Start of Records for processing

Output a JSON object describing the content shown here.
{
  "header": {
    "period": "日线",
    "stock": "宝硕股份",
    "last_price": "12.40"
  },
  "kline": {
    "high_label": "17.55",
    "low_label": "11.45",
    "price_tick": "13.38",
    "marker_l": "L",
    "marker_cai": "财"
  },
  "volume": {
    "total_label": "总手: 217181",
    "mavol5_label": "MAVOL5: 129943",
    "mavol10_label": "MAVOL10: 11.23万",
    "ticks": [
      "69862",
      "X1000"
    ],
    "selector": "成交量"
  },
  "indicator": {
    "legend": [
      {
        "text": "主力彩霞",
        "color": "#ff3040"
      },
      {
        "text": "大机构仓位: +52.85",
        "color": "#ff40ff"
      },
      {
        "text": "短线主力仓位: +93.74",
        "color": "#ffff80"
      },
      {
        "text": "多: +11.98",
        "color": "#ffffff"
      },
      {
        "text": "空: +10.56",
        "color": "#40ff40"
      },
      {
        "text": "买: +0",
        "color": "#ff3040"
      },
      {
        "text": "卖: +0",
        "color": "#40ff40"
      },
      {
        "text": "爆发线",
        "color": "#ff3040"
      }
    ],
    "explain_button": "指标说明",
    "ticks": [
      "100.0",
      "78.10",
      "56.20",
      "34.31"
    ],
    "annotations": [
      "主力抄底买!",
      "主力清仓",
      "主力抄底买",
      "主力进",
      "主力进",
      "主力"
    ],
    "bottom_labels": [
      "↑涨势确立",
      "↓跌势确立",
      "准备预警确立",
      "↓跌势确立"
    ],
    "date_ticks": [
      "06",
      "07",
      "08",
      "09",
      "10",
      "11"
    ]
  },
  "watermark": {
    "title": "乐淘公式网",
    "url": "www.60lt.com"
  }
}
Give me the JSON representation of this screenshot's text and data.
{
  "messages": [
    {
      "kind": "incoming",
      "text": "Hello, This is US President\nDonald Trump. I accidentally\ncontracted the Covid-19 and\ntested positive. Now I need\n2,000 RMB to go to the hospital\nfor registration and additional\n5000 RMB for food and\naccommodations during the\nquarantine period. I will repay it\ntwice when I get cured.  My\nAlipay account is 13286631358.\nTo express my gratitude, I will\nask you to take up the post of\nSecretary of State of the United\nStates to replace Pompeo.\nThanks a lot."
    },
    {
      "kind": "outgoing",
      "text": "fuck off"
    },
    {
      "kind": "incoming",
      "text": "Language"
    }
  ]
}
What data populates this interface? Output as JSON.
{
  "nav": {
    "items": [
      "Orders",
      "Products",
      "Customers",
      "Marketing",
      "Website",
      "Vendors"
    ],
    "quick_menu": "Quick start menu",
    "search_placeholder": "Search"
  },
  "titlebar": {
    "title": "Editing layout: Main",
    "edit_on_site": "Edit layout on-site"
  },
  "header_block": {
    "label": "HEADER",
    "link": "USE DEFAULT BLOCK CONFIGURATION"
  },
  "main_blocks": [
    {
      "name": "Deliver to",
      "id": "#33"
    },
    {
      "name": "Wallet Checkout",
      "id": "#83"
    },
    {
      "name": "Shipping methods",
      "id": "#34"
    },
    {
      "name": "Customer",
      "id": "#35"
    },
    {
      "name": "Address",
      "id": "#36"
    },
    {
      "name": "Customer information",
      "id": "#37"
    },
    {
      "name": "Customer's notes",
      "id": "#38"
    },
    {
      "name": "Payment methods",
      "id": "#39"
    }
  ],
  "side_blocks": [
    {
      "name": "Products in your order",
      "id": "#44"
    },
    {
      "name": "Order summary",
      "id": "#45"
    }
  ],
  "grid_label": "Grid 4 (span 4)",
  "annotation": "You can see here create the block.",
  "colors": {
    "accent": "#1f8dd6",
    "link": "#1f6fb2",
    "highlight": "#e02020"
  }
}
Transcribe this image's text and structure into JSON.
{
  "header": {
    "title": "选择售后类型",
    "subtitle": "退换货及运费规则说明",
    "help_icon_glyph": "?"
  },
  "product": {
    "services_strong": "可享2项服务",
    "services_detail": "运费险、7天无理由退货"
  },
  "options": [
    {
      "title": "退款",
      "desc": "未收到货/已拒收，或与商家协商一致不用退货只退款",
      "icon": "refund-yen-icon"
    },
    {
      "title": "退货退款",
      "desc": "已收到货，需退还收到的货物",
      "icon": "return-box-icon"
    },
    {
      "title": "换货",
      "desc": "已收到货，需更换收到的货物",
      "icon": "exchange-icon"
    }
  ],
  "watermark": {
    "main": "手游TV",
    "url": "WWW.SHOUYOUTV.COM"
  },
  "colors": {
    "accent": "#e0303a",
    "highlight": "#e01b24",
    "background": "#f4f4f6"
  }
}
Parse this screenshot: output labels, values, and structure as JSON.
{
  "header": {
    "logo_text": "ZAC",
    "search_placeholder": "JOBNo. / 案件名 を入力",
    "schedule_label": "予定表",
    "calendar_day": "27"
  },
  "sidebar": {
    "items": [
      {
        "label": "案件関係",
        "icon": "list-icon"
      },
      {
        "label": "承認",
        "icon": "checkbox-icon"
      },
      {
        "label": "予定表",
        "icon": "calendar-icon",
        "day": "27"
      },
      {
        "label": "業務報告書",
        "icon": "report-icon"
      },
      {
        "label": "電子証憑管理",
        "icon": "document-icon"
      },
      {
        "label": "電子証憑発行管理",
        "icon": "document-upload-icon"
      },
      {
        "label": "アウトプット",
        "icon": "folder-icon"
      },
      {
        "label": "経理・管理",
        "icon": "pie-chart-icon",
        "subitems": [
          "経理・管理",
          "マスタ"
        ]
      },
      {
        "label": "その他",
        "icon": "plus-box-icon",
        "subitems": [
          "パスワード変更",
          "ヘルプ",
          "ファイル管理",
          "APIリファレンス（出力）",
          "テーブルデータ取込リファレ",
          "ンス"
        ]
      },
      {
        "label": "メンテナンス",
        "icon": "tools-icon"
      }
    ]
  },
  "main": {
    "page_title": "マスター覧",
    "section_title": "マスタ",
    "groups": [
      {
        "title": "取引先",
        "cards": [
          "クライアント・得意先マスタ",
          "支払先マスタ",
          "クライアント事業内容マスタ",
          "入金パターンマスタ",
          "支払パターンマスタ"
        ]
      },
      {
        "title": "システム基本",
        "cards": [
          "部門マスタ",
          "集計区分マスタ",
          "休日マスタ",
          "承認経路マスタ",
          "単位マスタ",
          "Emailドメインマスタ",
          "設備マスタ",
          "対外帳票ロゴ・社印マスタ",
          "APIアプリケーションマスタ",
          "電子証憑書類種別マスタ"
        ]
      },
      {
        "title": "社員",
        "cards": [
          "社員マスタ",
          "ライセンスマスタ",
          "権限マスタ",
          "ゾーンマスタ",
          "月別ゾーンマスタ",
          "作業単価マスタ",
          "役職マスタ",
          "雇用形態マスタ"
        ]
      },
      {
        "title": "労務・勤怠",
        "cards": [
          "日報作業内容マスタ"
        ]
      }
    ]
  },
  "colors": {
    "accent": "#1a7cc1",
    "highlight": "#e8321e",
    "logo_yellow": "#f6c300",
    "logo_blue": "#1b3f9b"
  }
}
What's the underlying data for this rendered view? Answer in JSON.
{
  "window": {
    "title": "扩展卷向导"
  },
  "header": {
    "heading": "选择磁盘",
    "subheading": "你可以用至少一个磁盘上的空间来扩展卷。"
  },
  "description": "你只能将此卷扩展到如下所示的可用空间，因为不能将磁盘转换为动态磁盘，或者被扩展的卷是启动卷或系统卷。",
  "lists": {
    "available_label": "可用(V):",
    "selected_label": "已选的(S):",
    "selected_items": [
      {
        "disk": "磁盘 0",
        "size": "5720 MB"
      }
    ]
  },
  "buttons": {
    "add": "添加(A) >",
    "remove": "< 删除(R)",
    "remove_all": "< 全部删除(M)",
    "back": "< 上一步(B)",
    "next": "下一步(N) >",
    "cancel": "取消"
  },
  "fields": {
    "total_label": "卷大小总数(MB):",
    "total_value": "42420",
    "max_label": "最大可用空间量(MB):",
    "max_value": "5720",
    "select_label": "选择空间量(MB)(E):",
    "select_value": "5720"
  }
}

End of Records for processing

**The problem**
Copy each line of the listing that holds the word "Products".

**Solution below**
      "Products",
      "name": "Products in your order",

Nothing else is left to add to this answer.